The exercise: In the blog excerpt about a missing book, which book went missing from the holiday room?

Start of Source excerpt

After the maids had been through his room while he was at a quite satisfactory breakfast - he had purchased his own muesli and yoghurt, they supply the fresh fruit, toast (white, alack!), coffee and, this morning, tangerine juice - he came back and found that something was not to be found. A book was not there. He could sense its absence almost straight away, something just wasn't right.

A Penguin Classic, silver trimmed. A low-grained print in an antique hue, showing a steely-gazed 3/4 face, the unsettling face of an unsettled man. He is staring straight ahead with great intent, as if he was looking into a - don't say it - a mirror (you said it!) a reflection of himself in YOUR face! He is YOU as someone else, looking back at himself as YOURSELF! A line of errant hair comes to the bridge of his nose and divides his face in half (oh how clever, how Nabokovian, was the choice of this image!) and the remaining picture into thirds. But all we see remains incomplete. One ear, one eye, a nose, half a mouth - the rest in shadow. What is hidden, what forces lies out of our sight that drive, what is in his, our ---- sub-conscious?

"Despair" is about a man of great refinement and taste, forced to live in exile (expatriatdom?) amongst nincompoops, dolts and people of low taste in books. Oh, good blog reader, imagine how E@L relates! He goes insane when he meets his Dopplegänger... Well you would, wouldn't you?


Imagine E@L's own despair, HIS madness, when he realized that this was the book missing from his holiday room!

Thrice, thus, he circumambulated his villa, clockwise and contra, clockwise again, genuflecting for a view of the dusty and dead insects under the bed, tossed aside cushions and pillows as if they were... lightweight fluffy things. The bathroom, the bedroom, the desk. How many times can he look in the same place until what was not there initially returns? It did not return.

He envisaged the man on the cover staring back at him. He could see the image everywhere, but not the book from whence it came.

End of Source excerpt
Start of Stored rows

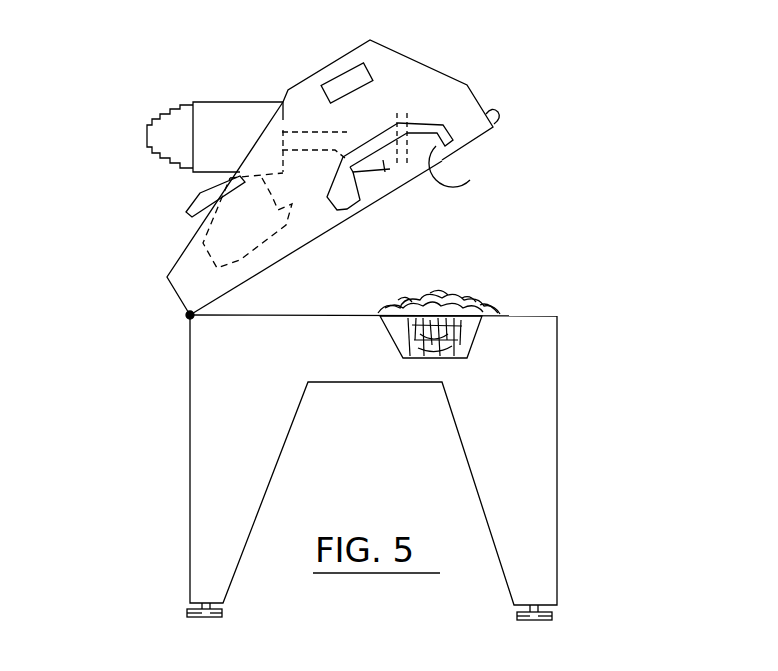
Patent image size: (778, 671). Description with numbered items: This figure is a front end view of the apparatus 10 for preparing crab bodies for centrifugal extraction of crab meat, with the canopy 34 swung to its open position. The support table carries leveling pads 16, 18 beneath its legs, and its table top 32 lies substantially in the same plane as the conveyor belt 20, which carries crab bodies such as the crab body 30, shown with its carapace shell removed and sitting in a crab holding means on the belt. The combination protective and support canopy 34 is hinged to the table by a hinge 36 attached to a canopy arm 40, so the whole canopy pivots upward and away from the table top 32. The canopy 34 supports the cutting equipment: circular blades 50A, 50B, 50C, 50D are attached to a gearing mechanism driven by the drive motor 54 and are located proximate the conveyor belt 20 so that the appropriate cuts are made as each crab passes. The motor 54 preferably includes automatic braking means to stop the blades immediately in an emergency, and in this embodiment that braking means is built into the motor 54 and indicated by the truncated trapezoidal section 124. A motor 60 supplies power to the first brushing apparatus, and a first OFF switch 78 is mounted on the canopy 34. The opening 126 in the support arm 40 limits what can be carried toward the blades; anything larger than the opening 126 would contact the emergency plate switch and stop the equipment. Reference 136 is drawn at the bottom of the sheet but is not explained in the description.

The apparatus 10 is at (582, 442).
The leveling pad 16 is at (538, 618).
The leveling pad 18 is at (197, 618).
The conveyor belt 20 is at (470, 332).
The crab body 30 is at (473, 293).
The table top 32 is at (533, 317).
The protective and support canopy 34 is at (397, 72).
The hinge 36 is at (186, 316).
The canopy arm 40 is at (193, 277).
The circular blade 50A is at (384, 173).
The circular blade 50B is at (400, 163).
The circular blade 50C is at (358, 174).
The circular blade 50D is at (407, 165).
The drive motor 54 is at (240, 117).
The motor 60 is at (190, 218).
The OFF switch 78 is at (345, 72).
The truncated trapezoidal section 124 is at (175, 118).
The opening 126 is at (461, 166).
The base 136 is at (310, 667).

End of Stored rows

Exercise response: "Despair," a silver-trimmed Penguin Classic.